→ **DO THIS**: Find the lines below that contain the string "number". Copy each one.

→ **DATA RECORDS**:
>> Start

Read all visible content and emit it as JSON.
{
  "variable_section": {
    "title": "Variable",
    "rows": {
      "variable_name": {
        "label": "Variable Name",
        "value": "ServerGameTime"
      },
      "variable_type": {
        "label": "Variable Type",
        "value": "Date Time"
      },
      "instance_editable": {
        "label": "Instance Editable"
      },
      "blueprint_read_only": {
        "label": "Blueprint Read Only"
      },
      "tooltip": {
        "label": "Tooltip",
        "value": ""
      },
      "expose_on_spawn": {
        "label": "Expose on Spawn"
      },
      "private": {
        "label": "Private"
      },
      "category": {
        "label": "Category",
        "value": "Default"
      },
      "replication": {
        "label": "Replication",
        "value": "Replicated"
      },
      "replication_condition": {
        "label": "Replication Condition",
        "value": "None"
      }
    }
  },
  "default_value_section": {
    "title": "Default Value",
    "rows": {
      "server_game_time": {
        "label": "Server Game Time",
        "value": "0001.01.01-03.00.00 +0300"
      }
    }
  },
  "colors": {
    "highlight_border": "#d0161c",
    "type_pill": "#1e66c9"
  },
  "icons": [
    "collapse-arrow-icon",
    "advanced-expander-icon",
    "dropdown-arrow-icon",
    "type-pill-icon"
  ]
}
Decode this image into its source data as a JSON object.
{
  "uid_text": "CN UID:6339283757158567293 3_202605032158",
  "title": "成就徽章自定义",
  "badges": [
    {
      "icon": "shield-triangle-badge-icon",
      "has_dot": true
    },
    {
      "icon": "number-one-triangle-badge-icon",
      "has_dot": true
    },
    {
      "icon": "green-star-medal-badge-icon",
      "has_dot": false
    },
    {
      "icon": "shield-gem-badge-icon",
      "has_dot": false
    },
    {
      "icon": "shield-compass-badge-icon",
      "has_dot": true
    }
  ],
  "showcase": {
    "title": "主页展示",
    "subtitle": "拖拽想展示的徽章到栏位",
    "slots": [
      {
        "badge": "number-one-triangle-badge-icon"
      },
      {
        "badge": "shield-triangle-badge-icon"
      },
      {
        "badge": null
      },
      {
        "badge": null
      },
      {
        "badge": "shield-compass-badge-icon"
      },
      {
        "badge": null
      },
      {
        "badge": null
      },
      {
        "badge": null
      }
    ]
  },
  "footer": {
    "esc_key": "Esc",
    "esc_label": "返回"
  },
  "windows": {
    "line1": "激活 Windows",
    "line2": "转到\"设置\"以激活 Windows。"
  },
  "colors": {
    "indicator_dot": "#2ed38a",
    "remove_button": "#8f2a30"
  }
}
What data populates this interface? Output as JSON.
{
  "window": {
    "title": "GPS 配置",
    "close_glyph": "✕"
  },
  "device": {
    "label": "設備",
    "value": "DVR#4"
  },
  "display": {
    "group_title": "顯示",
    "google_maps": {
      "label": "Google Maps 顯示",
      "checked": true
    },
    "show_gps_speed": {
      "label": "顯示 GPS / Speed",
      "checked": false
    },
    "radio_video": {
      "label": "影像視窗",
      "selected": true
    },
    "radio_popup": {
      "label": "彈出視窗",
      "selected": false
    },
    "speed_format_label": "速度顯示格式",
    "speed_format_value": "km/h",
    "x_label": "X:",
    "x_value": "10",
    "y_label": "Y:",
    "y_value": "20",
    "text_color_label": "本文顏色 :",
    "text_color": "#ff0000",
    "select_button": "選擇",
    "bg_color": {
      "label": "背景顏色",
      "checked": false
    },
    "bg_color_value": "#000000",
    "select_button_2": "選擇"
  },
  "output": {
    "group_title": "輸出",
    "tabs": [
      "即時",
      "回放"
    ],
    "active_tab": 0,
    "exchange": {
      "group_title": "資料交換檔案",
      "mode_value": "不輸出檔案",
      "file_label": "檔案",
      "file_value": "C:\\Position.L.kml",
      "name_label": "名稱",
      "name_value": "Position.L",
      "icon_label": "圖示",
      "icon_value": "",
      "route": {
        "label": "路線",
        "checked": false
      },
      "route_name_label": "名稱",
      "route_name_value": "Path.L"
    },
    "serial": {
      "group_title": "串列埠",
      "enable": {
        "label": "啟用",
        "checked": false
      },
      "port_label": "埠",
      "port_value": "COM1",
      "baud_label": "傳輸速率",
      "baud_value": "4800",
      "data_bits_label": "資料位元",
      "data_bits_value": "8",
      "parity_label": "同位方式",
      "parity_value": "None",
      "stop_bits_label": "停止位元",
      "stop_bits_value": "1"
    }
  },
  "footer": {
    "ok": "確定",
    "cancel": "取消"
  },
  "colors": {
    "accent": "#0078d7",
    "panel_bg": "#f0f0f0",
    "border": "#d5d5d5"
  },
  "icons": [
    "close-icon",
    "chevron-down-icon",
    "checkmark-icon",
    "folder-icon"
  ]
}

>> End

→ **EXPECTED ANSWER**:
      "icon": "number-one-triangle-badge-icon",
        "badge": "number-one-triangle-badge-icon"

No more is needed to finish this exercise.